## Directions:
Put every line of the records below into a JSON list of strings, with one string per line and blank lines left out.

◇ ◇ ◇ ◇

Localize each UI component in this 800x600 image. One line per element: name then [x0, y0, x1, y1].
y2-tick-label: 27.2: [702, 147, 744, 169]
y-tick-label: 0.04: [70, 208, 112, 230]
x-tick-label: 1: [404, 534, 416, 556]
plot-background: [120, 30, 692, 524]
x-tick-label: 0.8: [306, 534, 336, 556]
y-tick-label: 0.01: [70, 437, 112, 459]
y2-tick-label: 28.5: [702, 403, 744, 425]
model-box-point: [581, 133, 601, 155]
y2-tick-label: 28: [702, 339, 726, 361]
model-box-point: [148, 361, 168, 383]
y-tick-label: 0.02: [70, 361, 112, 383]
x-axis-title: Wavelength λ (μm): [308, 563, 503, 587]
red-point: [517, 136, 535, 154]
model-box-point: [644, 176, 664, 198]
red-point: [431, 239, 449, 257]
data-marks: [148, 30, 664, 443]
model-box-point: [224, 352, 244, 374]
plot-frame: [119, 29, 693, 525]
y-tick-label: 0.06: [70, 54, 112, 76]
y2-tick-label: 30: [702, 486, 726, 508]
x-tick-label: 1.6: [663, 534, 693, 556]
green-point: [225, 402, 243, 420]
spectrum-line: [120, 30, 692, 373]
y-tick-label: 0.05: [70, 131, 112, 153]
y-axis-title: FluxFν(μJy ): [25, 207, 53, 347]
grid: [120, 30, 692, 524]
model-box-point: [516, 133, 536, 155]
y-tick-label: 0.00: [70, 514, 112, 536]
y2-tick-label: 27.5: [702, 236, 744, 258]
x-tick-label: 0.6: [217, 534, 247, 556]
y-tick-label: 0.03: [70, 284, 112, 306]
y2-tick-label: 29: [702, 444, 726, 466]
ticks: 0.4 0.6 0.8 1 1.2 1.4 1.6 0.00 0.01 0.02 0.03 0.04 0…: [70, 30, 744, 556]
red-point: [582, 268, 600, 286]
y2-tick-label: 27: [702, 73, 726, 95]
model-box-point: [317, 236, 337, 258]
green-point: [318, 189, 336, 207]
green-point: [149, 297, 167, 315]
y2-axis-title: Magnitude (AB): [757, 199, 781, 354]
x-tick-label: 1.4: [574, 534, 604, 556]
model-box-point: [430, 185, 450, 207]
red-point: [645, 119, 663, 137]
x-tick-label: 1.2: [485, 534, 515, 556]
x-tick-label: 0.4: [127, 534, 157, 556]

◇ ◇ ◇ ◇

## Finished answer:
[
  "Localize each UI component in this 800x600 image. One line per element: name then [x0, y0, x1, y1].",
  "y2-tick-label: 27.2: [702, 147, 744, 169]",
  "y-tick-label: 0.04: [70, 208, 112, 230]",
  "x-tick-label: 1: [404, 534, 416, 556]",
  "plot-background: [120, 30, 692, 524]",
  "x-tick-label: 0.8: [306, 534, 336, 556]",
  "y-tick-label: 0.01: [70, 437, 112, 459]",
  "y2-tick-label: 28.5: [702, 403, 744, 425]",
  "model-box-point: [581, 133, 601, 155]",
  "y2-tick-label: 28: [702, 339, 726, 361]",
  "model-box-point: [148, 361, 168, 383]",
  "y-tick-label: 0.02: [70, 361, 112, 383]",
  "x-axis-title: Wavelength λ (μm): [308, 563, 503, 587]",
  "red-point: [517, 136, 535, 154]",
  "model-box-point: [644, 176, 664, 198]",
  "red-point: [431, 239, 449, 257]",
  "data-marks: [148, 30, 664, 443]",
  "model-box-point: [224, 352, 244, 374]",
  "plot-frame: [119, 29, 693, 525]",
  "y-tick-label: 0.06: [70, 54, 112, 76]",
  "y2-tick-label: 30: [702, 486, 726, 508]",
  "x-tick-label: 1.6: [663, 534, 693, 556]",
  "green-point: [225, 402, 243, 420]",
  "spectrum-line: [120, 30, 692, 373]",
  "y-tick-label: 0.05: [70, 131, 112, 153]",
  "y-axis-title: FluxFν(μJy ): [25, 207, 53, 347]",
  "grid: [120, 30, 692, 524]",
  "model-box-point: [516, 133, 536, 155]",
  "y-tick-label: 0.00: [70, 514, 112, 536]",
  "y2-tick-label: 27.5: [702, 236, 744, 258]",
  "x-tick-label: 0.6: [217, 534, 247, 556]",
  "y-tick-label: 0.03: [70, 284, 112, 306]",
  "y2-tick-label: 29: [702, 444, 726, 466]",
  "ticks: 0.4 0.6 0.8 1 1.2 1.4 1.6 0.00 0.01 0.02 0.03 0.04 0…: [70, 30, 744, 556]",
  "red-point: [582, 268, 600, 286]",
  "y2-tick-label: 27: [702, 73, 726, 95]",
  "model-box-point: [317, 236, 337, 258]",
  "green-point: [318, 189, 336, 207]",
  "green-point: [149, 297, 167, 315]",
  "y2-axis-title: Magnitude (AB): [757, 199, 781, 354]",
  "x-tick-label: 1.4: [574, 534, 604, 556]",
  "model-box-point: [430, 185, 450, 207]",
  "red-point: [645, 119, 663, 137]",
  "x-tick-label: 1.2: [485, 534, 515, 556]",
  "x-tick-label: 0.4: [127, 534, 157, 556]"
]